EXTRACTED RECORDS
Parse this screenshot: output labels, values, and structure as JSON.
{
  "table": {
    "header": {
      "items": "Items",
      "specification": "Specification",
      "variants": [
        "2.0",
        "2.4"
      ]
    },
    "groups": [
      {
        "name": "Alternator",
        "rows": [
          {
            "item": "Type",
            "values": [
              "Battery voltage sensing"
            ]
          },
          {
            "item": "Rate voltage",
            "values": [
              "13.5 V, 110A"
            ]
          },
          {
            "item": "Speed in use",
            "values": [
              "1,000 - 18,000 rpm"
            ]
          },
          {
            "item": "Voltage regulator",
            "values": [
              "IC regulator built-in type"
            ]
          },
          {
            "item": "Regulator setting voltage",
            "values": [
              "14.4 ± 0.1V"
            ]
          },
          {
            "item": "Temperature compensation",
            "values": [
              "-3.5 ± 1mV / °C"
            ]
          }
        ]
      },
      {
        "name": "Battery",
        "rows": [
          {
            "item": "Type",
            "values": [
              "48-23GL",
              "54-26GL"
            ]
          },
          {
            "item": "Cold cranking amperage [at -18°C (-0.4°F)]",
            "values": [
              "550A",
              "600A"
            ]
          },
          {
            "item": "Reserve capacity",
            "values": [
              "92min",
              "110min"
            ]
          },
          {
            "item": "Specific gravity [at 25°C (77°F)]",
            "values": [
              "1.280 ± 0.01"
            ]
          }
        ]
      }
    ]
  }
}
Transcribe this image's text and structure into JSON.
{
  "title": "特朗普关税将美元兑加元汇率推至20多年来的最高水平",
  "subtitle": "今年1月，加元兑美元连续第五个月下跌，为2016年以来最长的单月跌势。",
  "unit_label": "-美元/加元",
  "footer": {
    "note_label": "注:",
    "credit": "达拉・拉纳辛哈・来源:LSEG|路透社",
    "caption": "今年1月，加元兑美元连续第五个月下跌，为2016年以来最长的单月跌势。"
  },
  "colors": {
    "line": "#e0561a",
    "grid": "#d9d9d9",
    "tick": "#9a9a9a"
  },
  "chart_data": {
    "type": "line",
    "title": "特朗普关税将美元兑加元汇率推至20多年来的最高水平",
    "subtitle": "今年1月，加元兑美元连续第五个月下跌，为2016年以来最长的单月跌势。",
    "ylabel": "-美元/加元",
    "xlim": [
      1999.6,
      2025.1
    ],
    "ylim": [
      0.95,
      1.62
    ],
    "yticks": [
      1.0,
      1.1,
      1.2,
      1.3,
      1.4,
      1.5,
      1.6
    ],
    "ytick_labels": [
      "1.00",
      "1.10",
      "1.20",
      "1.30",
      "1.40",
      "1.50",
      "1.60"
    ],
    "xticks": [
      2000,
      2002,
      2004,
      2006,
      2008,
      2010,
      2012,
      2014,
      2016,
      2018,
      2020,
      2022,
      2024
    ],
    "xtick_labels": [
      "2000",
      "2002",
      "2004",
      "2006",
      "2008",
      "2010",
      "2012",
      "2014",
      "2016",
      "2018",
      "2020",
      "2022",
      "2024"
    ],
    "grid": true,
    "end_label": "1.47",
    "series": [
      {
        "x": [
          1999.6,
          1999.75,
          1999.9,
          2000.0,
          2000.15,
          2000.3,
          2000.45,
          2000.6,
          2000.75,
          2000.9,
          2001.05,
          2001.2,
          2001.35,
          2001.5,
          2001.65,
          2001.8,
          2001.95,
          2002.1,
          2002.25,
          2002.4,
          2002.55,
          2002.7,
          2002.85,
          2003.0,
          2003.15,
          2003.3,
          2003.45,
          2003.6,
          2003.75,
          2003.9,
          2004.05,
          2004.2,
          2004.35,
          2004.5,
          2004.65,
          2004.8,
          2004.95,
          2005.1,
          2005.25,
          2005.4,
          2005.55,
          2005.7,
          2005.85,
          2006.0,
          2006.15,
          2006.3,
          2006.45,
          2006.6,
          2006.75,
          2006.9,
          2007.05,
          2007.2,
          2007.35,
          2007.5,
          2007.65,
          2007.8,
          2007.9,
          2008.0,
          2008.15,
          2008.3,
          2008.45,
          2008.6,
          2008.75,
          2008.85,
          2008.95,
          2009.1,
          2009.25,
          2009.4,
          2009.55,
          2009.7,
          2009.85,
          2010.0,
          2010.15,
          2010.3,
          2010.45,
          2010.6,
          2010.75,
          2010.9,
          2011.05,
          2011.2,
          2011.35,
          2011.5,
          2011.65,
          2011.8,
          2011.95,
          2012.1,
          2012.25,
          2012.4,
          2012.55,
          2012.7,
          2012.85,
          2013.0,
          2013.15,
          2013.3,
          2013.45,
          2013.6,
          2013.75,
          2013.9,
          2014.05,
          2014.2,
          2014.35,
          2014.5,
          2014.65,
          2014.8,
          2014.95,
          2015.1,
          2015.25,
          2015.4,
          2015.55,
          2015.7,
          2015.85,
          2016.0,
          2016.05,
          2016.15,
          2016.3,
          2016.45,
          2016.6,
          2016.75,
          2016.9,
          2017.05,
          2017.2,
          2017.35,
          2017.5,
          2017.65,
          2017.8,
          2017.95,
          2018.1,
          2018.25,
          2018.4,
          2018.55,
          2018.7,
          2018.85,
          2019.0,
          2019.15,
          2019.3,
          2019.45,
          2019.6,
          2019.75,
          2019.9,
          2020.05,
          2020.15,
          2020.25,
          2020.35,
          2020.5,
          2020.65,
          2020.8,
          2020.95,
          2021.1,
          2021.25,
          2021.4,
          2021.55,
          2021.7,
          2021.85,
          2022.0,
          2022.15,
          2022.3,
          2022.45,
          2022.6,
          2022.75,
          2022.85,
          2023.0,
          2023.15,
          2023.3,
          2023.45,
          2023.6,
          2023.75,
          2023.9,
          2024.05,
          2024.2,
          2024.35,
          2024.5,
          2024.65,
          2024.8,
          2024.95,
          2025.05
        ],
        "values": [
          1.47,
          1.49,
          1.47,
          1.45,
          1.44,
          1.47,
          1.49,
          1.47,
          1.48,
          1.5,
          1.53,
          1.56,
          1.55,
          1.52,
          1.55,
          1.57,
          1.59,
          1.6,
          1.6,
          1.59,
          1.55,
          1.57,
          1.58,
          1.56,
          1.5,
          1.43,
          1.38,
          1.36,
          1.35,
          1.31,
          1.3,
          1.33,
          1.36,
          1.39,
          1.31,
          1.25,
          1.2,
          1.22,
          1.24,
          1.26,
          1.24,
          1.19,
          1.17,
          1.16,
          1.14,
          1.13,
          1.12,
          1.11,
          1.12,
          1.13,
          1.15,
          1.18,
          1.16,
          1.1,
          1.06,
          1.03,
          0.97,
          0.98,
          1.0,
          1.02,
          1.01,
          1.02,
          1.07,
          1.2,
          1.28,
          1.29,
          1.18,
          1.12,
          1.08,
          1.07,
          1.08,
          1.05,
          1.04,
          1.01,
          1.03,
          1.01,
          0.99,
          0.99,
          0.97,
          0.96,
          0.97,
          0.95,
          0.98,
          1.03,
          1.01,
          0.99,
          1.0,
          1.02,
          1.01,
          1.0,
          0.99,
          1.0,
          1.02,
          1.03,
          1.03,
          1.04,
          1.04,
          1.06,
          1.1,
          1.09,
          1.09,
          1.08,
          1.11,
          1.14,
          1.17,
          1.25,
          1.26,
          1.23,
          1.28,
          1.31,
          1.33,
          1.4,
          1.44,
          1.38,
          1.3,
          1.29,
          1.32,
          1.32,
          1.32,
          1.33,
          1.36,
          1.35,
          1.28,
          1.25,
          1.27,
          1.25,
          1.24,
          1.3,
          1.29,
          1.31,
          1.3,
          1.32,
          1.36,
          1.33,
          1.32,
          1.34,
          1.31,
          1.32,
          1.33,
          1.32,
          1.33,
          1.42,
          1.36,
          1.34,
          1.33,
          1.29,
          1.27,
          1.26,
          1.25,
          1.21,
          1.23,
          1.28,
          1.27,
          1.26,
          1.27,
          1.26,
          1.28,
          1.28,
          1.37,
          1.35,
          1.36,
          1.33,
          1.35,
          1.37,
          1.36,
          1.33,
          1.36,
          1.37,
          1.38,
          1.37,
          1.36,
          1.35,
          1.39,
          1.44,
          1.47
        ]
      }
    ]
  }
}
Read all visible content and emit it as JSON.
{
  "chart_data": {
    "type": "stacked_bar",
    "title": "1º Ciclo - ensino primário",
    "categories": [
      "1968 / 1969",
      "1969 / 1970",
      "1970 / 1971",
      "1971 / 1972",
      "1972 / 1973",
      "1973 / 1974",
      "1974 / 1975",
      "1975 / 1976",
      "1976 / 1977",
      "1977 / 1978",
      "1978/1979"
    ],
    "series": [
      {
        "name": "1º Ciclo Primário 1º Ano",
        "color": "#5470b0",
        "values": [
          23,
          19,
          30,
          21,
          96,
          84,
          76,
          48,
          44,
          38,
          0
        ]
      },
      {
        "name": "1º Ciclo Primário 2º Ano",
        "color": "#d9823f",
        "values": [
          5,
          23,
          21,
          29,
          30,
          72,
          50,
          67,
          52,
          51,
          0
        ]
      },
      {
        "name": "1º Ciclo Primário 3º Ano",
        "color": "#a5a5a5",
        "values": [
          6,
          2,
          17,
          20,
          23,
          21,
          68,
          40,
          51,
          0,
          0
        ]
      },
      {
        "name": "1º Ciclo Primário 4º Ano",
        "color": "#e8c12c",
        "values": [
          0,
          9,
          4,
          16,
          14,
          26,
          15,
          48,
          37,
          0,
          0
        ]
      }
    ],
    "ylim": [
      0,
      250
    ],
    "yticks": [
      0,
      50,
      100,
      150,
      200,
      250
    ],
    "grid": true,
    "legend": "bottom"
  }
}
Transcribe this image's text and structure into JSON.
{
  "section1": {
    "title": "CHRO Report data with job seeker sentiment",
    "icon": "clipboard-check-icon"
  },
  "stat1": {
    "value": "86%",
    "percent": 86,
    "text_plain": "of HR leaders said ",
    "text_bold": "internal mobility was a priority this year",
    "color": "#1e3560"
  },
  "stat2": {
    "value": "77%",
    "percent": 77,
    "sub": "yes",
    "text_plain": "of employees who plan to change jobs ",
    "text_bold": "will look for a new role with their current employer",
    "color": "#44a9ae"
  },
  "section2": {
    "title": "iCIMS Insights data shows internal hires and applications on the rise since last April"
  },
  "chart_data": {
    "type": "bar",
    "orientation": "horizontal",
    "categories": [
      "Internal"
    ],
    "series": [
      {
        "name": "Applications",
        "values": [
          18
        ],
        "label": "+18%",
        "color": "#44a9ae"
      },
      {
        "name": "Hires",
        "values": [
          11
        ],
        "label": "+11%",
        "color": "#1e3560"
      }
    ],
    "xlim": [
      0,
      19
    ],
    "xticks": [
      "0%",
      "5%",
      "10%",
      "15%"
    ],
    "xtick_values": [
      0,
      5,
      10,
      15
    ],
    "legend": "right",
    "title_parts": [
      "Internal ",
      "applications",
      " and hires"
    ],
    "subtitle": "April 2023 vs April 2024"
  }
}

EXERCISE INSTRUCTIONS
Write out every line of the preceding listing that contains "with".

CORRECT ANSWER
    "title": "CHRO Report data with job seeker sentiment",
    "text_bold": "will look for a new role with their current employer",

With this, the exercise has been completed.